#### [WHAT YOU HAVE TO DO]
From the material below, list every line containing "TradeWave".
======== DATASET CONTENT ========
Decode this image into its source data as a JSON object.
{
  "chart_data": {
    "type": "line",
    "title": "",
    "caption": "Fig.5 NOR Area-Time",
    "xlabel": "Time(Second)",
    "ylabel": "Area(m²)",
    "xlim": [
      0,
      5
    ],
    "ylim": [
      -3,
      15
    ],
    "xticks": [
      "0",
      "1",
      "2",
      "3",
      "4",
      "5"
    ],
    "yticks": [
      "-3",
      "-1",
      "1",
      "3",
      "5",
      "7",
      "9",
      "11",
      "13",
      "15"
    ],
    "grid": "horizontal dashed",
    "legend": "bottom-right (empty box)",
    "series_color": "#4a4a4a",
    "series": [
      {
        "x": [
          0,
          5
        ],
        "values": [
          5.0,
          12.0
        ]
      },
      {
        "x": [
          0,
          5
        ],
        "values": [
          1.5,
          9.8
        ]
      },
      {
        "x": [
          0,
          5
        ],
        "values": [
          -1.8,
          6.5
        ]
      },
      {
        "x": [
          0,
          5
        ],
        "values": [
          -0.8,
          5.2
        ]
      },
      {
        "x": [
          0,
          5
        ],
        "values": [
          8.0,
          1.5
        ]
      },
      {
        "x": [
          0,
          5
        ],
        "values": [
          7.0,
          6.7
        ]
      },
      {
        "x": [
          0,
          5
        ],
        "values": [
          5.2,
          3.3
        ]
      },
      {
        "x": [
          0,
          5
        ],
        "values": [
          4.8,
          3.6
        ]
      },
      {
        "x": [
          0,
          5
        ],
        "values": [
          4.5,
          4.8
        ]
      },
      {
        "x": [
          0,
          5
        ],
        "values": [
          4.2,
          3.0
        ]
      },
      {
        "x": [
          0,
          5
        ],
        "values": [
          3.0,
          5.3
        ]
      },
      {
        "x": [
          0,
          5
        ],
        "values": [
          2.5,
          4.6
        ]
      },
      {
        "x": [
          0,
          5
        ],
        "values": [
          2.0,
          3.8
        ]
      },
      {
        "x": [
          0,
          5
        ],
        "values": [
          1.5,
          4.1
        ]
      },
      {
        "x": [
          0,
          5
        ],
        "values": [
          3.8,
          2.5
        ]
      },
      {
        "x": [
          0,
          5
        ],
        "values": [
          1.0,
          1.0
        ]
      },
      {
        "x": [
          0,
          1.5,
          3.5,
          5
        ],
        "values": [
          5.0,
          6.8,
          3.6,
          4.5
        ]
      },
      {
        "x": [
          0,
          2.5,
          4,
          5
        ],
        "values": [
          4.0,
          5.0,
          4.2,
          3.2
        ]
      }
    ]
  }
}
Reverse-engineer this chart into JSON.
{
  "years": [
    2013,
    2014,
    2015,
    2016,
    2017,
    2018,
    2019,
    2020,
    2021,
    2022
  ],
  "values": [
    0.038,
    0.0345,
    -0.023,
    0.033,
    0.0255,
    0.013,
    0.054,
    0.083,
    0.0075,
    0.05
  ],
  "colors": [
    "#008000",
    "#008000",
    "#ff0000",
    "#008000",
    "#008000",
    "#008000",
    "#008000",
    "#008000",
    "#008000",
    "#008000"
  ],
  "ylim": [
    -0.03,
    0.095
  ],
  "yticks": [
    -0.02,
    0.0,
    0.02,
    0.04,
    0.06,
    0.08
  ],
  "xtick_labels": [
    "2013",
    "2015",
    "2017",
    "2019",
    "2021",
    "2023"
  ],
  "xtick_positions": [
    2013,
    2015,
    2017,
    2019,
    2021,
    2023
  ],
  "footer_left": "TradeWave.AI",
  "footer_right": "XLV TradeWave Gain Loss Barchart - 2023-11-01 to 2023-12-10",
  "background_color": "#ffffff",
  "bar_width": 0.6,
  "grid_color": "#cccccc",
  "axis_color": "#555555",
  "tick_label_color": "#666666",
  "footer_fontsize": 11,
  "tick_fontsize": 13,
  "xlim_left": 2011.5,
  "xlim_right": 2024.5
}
========
======== DATASET CONTENT ========
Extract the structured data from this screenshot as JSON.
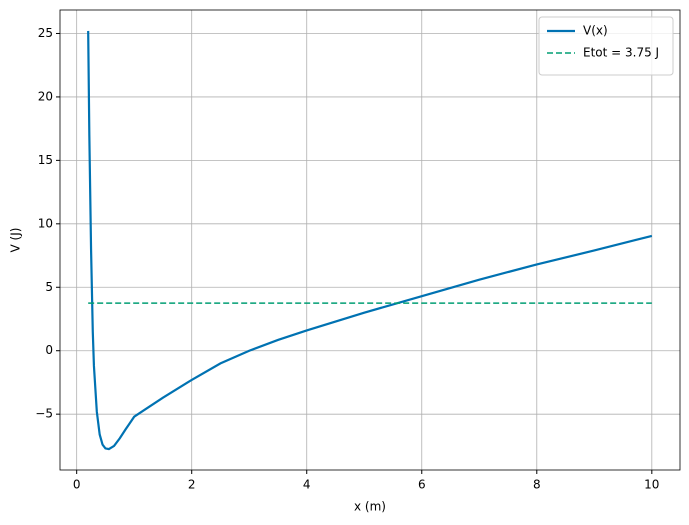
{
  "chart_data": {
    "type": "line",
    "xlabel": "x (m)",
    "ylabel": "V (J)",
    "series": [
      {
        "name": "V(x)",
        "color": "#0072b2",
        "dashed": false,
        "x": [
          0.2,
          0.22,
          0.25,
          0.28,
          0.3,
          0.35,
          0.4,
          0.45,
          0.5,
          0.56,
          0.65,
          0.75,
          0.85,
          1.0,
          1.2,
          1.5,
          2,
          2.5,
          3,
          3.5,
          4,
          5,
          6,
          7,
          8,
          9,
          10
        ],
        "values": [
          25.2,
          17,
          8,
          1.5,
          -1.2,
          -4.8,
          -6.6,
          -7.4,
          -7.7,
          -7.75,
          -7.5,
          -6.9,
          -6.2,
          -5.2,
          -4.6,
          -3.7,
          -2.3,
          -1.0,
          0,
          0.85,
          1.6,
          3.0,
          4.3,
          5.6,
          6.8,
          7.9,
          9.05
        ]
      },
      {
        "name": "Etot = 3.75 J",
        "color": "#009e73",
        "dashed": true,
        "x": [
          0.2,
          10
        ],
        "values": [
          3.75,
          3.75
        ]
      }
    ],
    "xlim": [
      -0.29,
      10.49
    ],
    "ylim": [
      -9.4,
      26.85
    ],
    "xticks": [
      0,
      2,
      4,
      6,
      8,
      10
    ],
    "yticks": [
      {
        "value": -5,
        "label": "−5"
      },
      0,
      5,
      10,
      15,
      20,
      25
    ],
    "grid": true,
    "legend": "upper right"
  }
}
========
#### [RESULT OF THIS EXERCISE]
  "footer_left": "TradeWave.AI",
  "footer_right": "XLV TradeWave Gain Loss Barchart - 2023-11-01 to 2023-12-10",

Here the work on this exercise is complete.